[Entries taken from a collection]

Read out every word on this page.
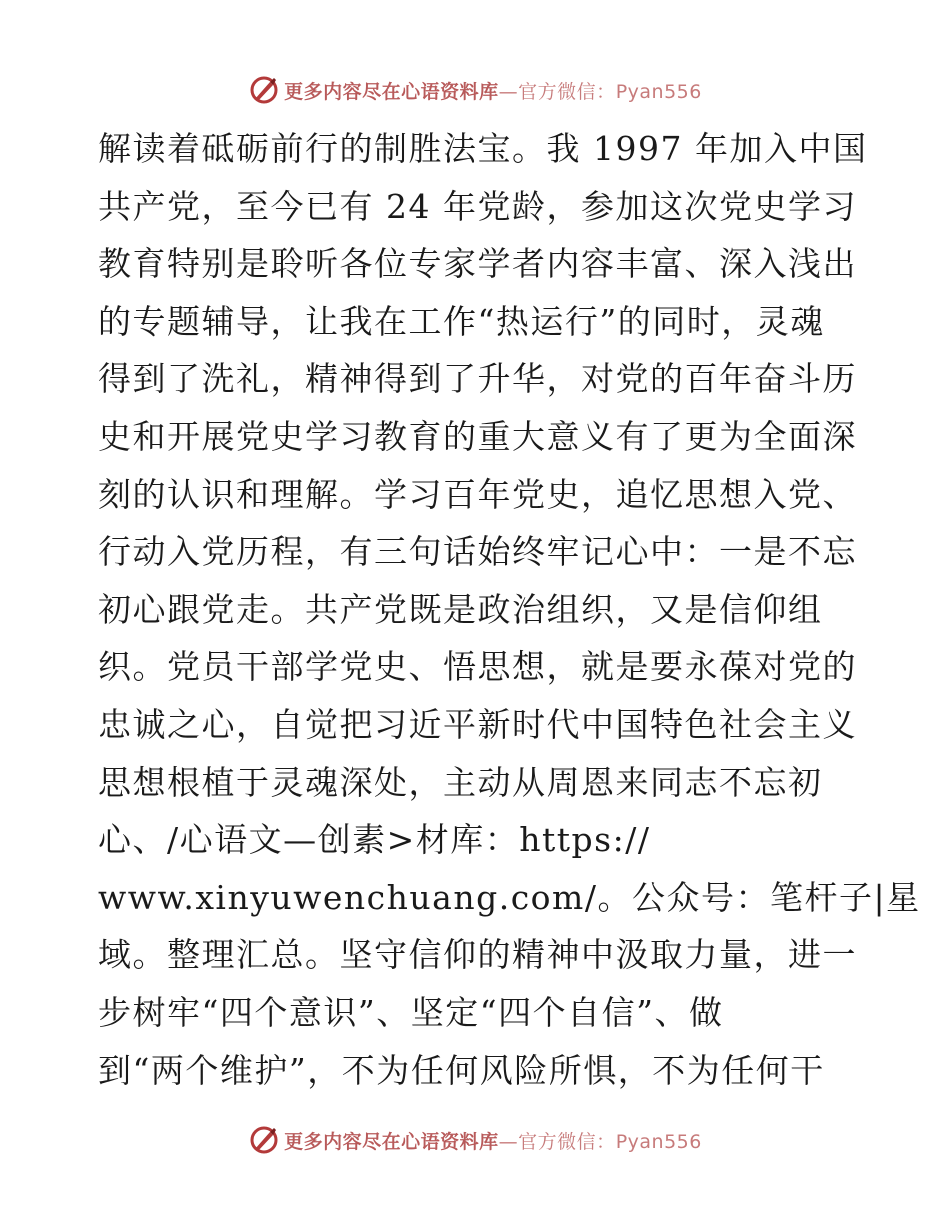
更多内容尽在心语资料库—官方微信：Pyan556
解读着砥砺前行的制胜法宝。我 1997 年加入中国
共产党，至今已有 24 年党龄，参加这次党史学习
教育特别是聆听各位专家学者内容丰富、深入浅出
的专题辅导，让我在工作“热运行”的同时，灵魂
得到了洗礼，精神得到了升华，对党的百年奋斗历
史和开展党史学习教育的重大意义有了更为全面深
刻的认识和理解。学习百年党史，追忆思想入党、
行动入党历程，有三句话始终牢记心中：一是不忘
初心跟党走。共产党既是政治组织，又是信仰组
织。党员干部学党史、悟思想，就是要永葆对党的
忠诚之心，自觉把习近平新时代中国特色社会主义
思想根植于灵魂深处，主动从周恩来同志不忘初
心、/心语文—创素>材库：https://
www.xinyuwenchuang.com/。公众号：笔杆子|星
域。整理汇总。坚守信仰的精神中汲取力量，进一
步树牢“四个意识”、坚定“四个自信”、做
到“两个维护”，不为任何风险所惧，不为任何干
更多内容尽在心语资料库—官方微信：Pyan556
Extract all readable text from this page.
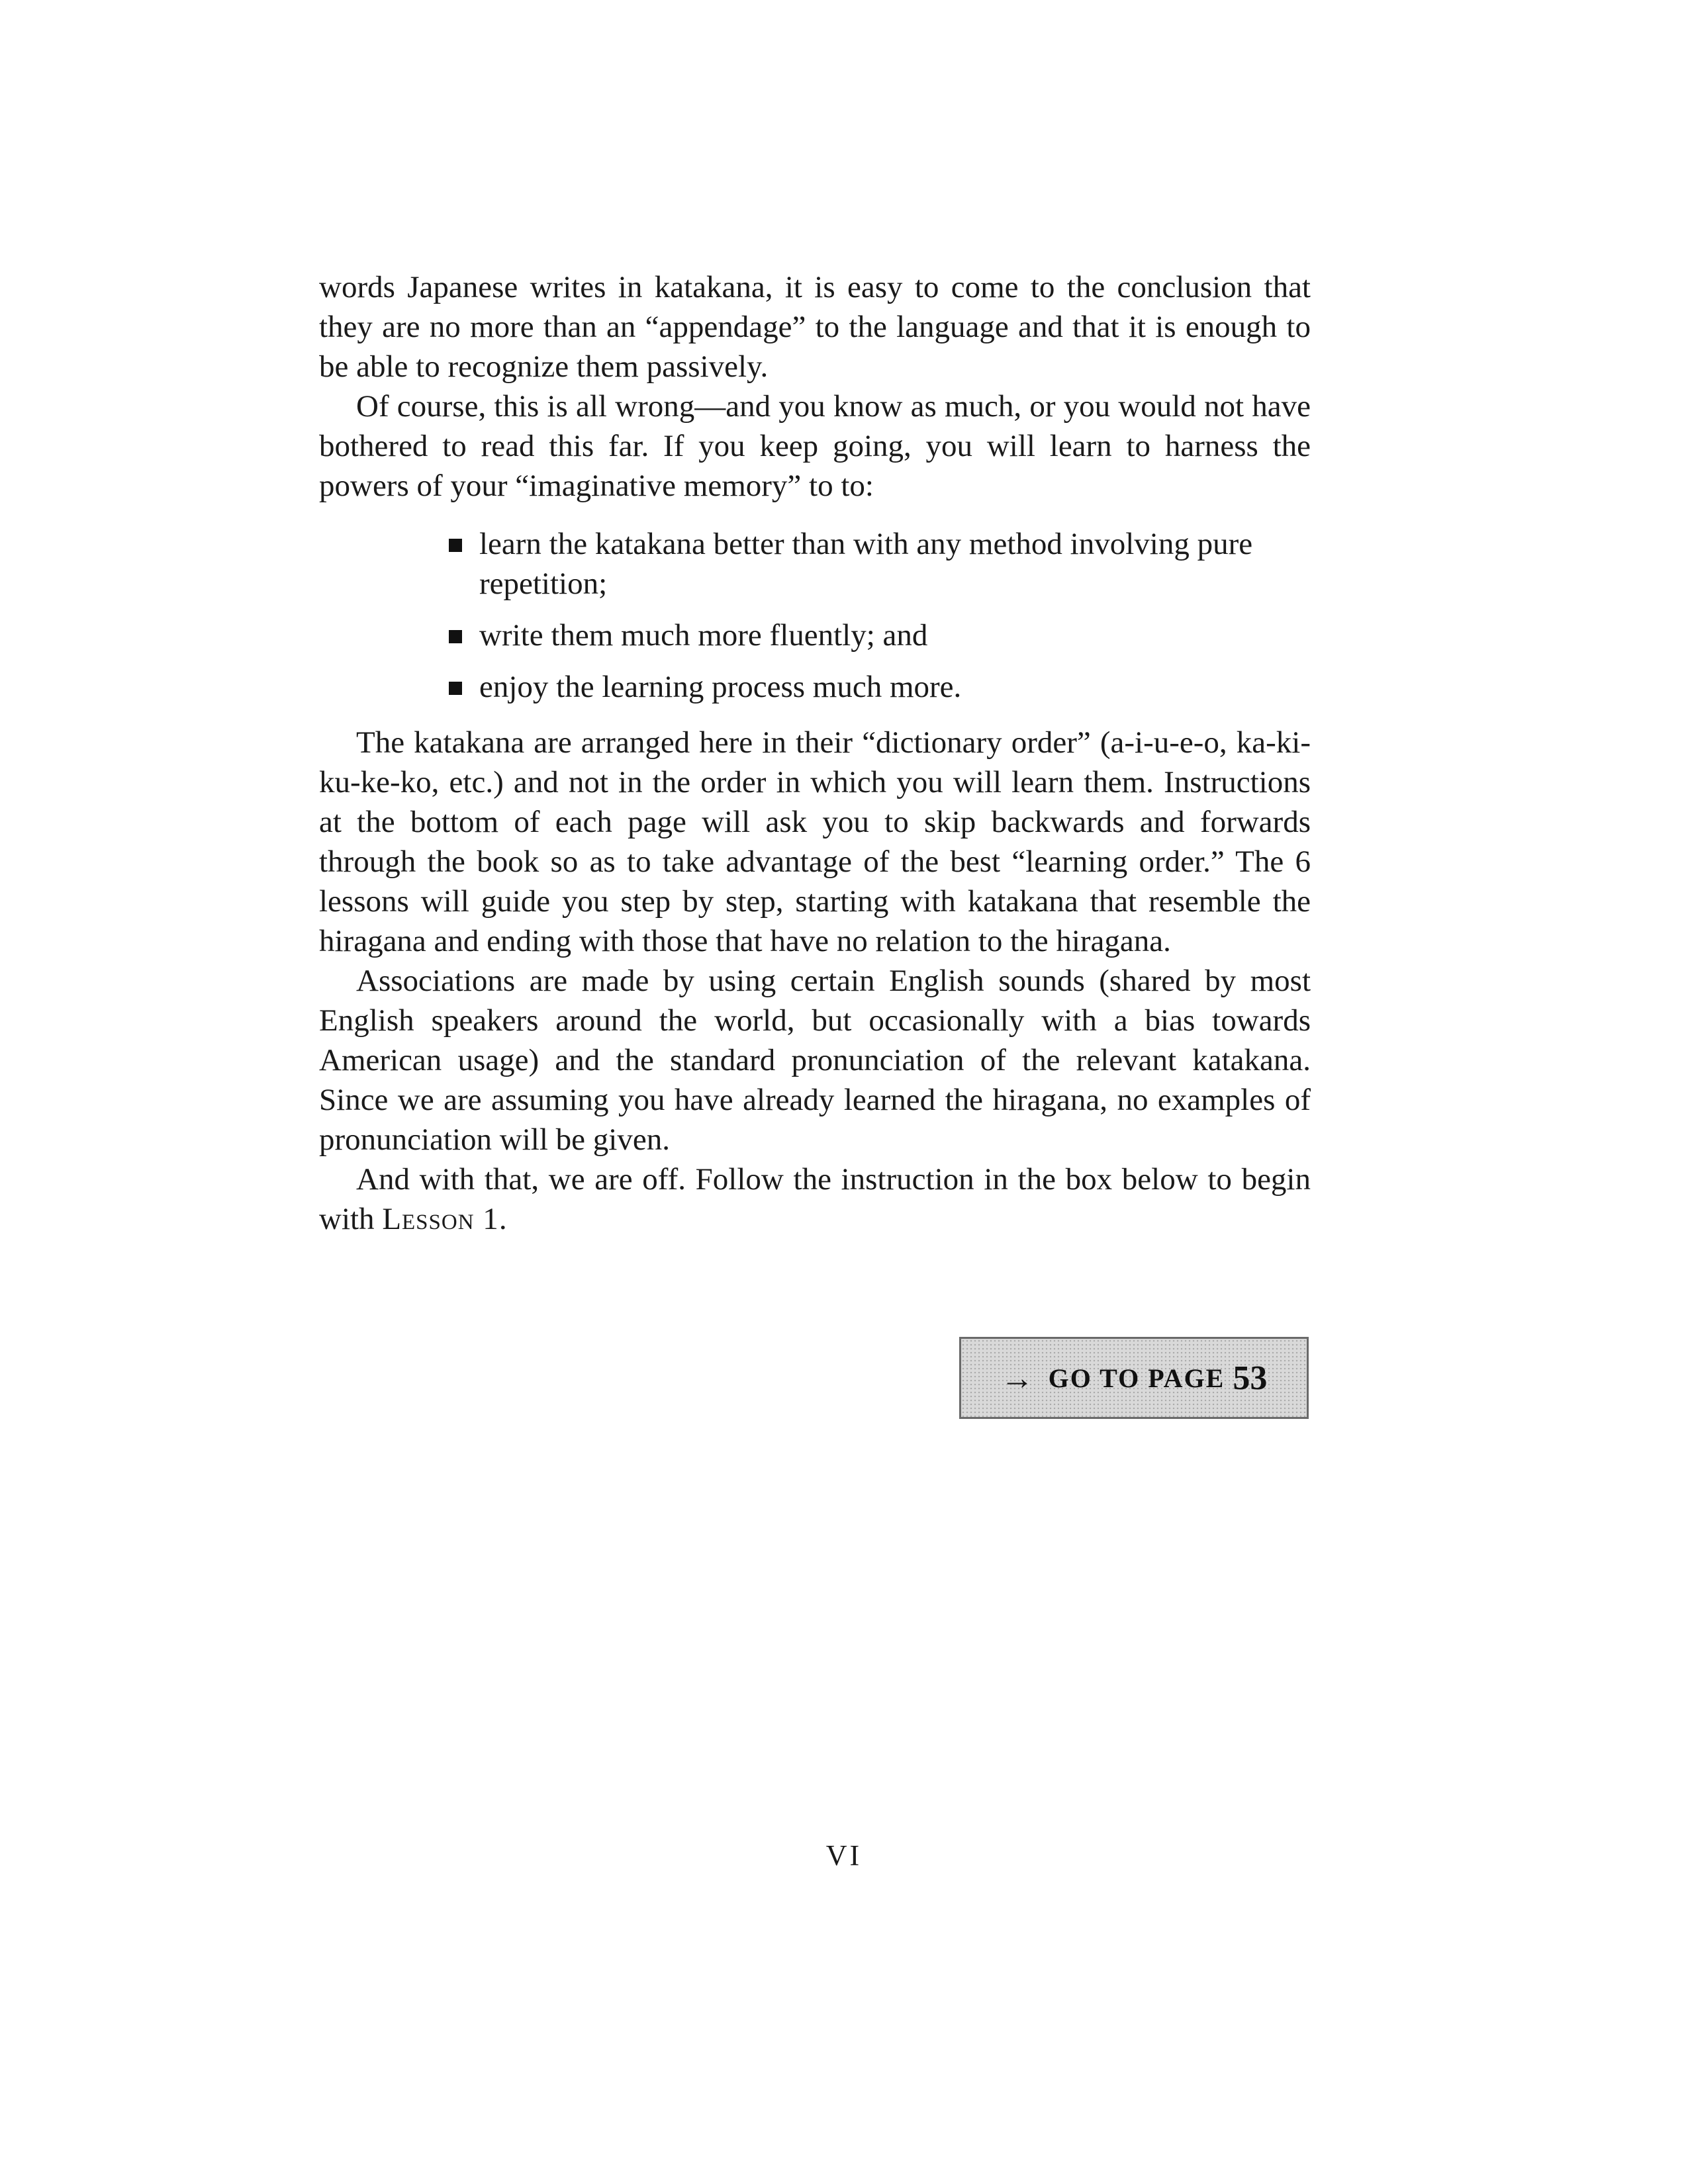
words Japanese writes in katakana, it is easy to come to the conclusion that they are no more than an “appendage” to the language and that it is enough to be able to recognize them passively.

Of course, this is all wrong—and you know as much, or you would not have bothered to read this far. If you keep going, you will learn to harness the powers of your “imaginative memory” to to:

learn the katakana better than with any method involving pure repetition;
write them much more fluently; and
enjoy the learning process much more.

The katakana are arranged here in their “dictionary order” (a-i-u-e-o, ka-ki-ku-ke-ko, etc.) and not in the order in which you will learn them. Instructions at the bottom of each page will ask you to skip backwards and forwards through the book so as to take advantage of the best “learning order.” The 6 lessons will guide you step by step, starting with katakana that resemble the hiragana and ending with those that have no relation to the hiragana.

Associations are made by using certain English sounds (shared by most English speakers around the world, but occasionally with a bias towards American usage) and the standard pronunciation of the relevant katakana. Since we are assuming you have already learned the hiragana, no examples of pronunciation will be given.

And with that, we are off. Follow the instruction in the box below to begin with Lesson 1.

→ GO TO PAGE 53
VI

> GOAL OF THE EXERCISE: Print all of the records shown above exactly, leaving out each picture.

> OUTPUT BELOW:
Read out every word on this page.
更多内容尽在心语资料库—官方微信：Pyan556
解读着砥砺前行的制胜法宝。我 1997 年加入中国
共产党，至今已有 24 年党龄，参加这次党史学习
教育特别是聆听各位专家学者内容丰富、深入浅出
的专题辅导，让我在工作“热运行”的同时，灵魂
得到了洗礼，精神得到了升华，对党的百年奋斗历
史和开展党史学习教育的重大意义有了更为全面深
刻的认识和理解。学习百年党史，追忆思想入党、
行动入党历程，有三句话始终牢记心中：一是不忘
初心跟党走。共产党既是政治组织，又是信仰组
织。党员干部学党史、悟思想，就是要永葆对党的
忠诚之心，自觉把习近平新时代中国特色社会主义
思想根植于灵魂深处，主动从周恩来同志不忘初
心、/心语文—创素>材库：https://
www.xinyuwenchuang.com/。公众号：笔杆子|星
域。整理汇总。坚守信仰的精神中汲取力量，进一
步树牢“四个意识”、坚定“四个自信”、做
到“两个维护”，不为任何风险所惧，不为任何干
更多内容尽在心语资料库—官方微信：Pyan556
Extract all readable text from this page.
words Japanese writes in katakana, it is easy to come to the conclusion that they are no more than an “appendage” to the language and that it is enough to be able to recognize them passively.

Of course, this is all wrong—and you know as much, or you would not have bothered to read this far. If you keep going, you will learn to harness the powers of your “imaginative memory” to to:

learn the katakana better than with any method involving pure repetition;
write them much more fluently; and
enjoy the learning process much more.

The katakana are arranged here in their “dictionary order” (a-i-u-e-o, ka-ki-ku-ke-ko, etc.) and not in the order in which you will learn them. Instructions at the bottom of each page will ask you to skip backwards and forwards through the book so as to take advantage of the best “learning order.” The 6 lessons will guide you step by step, starting with katakana that resemble the hiragana and ending with those that have no relation to the hiragana.

Associations are made by using certain English sounds (shared by most English speakers around the world, but occasionally with a bias towards American usage) and the standard pronunciation of the relevant katakana. Since we are assuming you have already learned the hiragana, no examples of pronunciation will be given.

And with that, we are off. Follow the instruction in the box below to begin with Lesson 1.

→ GO TO PAGE 53
VI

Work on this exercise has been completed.